■ **Instruction**: Reproduce every record below exactly as written, but leave out any pictures.

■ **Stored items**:
☆ ☆ ☆ ☆

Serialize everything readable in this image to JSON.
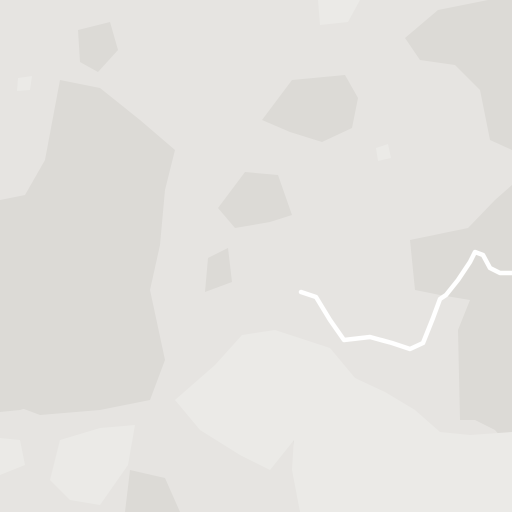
{
  "map": {
    "view": "terrain",
    "land_color": "#e6e4e1",
    "shade_color": "#dcdad6",
    "light_color": "#ebeae7",
    "road_color": "#ffffff",
    "labels": []
  }
}
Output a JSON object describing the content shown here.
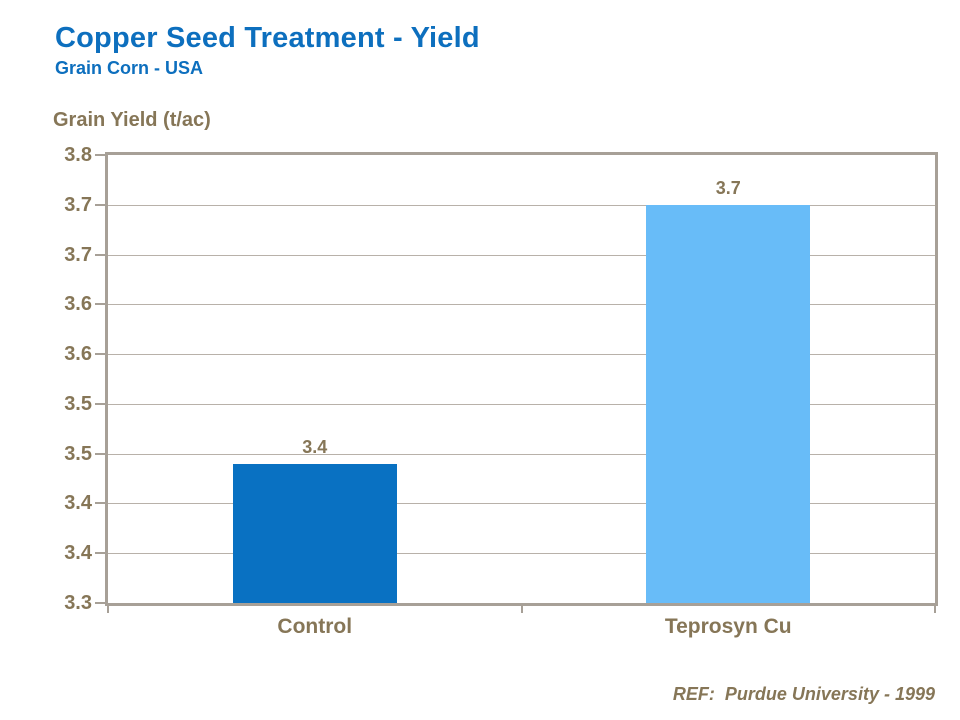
{
  "header": {
    "title": "Copper Seed Treatment - Yield",
    "subtitle": "Grain Corn - USA"
  },
  "chart_data": {
    "type": "bar",
    "title": "Copper Seed Treatment - Yield",
    "subtitle": "Grain Corn - USA",
    "ylabel": "Grain Yield (t/ac)",
    "xlabel": "",
    "categories": [
      "Control",
      "Teprosyn Cu"
    ],
    "values": [
      3.44,
      3.7
    ],
    "data_labels": [
      "3.4",
      "3.7"
    ],
    "ylim": [
      3.3,
      3.75
    ],
    "ytick_step": 0.05,
    "ytick_labels_bottom_to_top": [
      "3.3",
      "3.4",
      "3.4",
      "3.5",
      "3.5",
      "3.6",
      "3.6",
      "3.7",
      "3.7",
      "3.8"
    ],
    "grid": true,
    "legend": false,
    "bar_colors": [
      "#0971C2",
      "#68BCF8"
    ]
  },
  "footer": {
    "reference": "REF:  Purdue University - 1999"
  },
  "colors": {
    "title_blue": "#0D6FBE",
    "taupe_text": "#867657",
    "axis_line": "#A7A097",
    "gridline": "#B8B1A9",
    "bar_control": "#0971C2",
    "bar_teprosyn": "#68BCF8",
    "background": "#FFFFFF"
  }
}
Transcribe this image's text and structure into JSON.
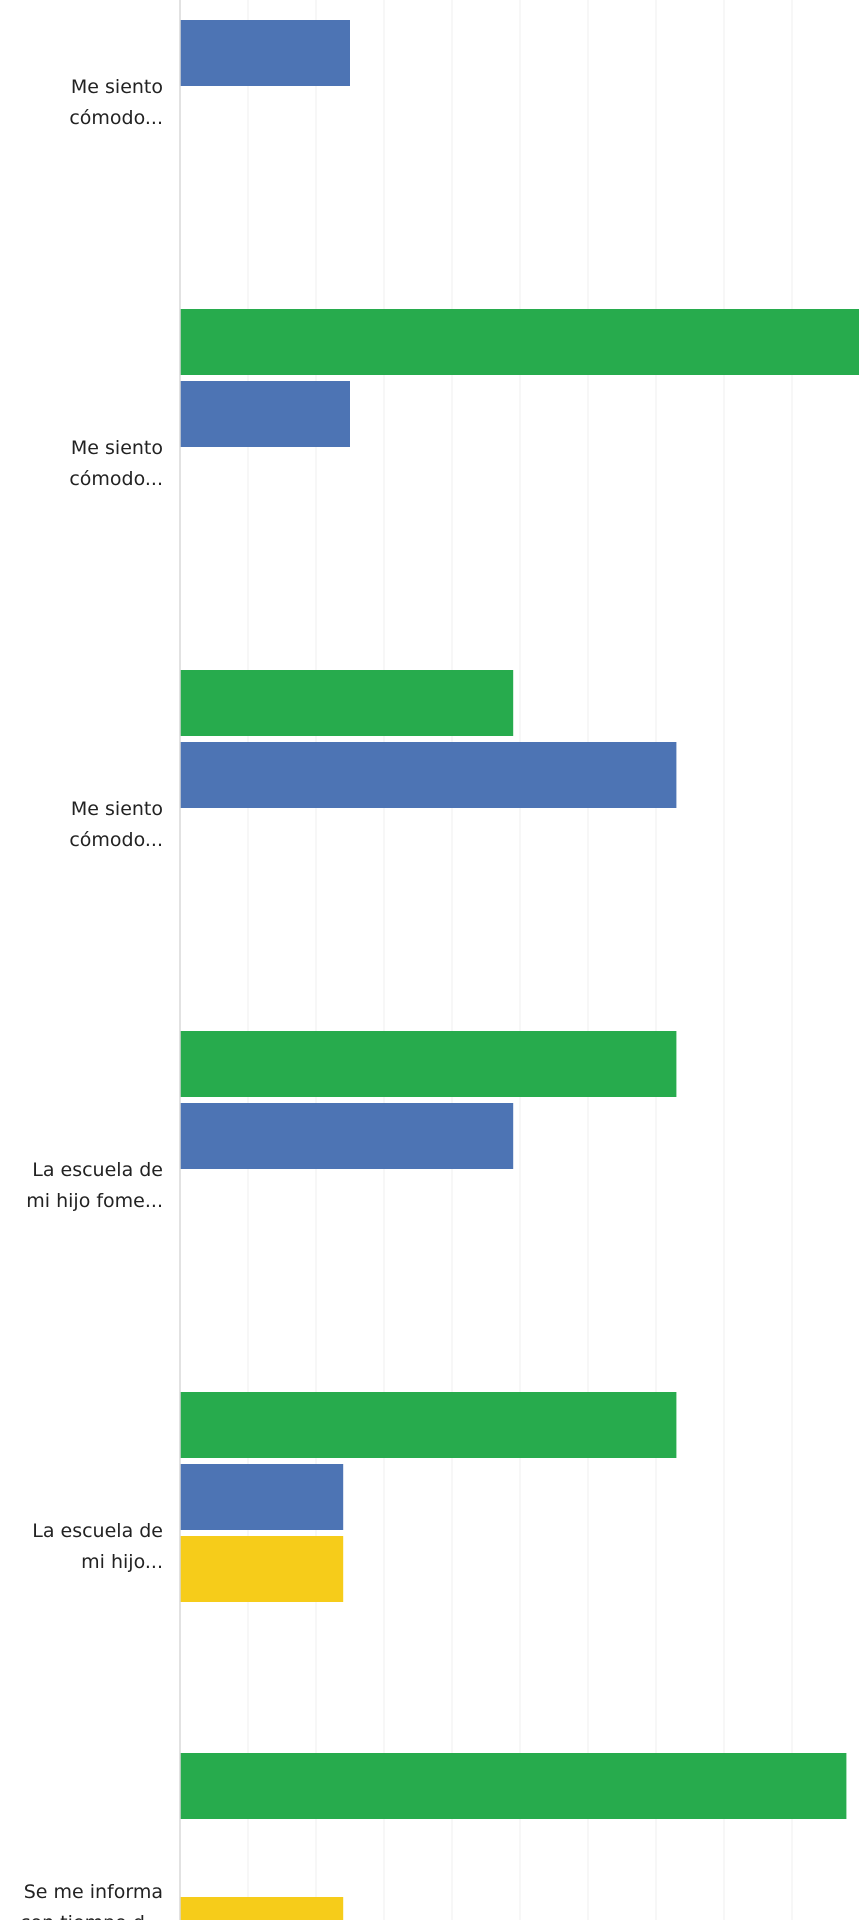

☆ ☆ ☆ ☆

■ **Solution to this problem**:
Serialize everything readable in this image to JSON.
{
  "map": {
    "view": "terrain",
    "land_color": "#e6e4e1",
    "shade_color": "#dcdad6",
    "light_color": "#ebeae7",
    "road_color": "#ffffff",
    "labels": []
  }
}
Output a JSON object describing the content shown here.
{
  "header": {
    "title": "Copper Seed Treatment - Yield",
    "subtitle": "Grain Corn - USA"
  },
  "chart_data": {
    "type": "bar",
    "title": "Copper Seed Treatment - Yield",
    "subtitle": "Grain Corn - USA",
    "ylabel": "Grain Yield (t/ac)",
    "xlabel": "",
    "categories": [
      "Control",
      "Teprosyn Cu"
    ],
    "values": [
      3.44,
      3.7
    ],
    "data_labels": [
      "3.4",
      "3.7"
    ],
    "ylim": [
      3.3,
      3.75
    ],
    "ytick_step": 0.05,
    "ytick_labels_bottom_to_top": [
      "3.3",
      "3.4",
      "3.4",
      "3.5",
      "3.5",
      "3.6",
      "3.6",
      "3.7",
      "3.7",
      "3.8"
    ],
    "grid": true,
    "legend": false,
    "bar_colors": [
      "#0971C2",
      "#68BCF8"
    ]
  },
  "footer": {
    "reference": "REF:  Purdue University - 1999"
  },
  "colors": {
    "title_blue": "#0D6FBE",
    "taupe_text": "#867657",
    "axis_line": "#A7A097",
    "gridline": "#B8B1A9",
    "bar_control": "#0971C2",
    "bar_teprosyn": "#68BCF8",
    "background": "#FFFFFF"
  }
}
Transcribe this image's text and structure into JSON.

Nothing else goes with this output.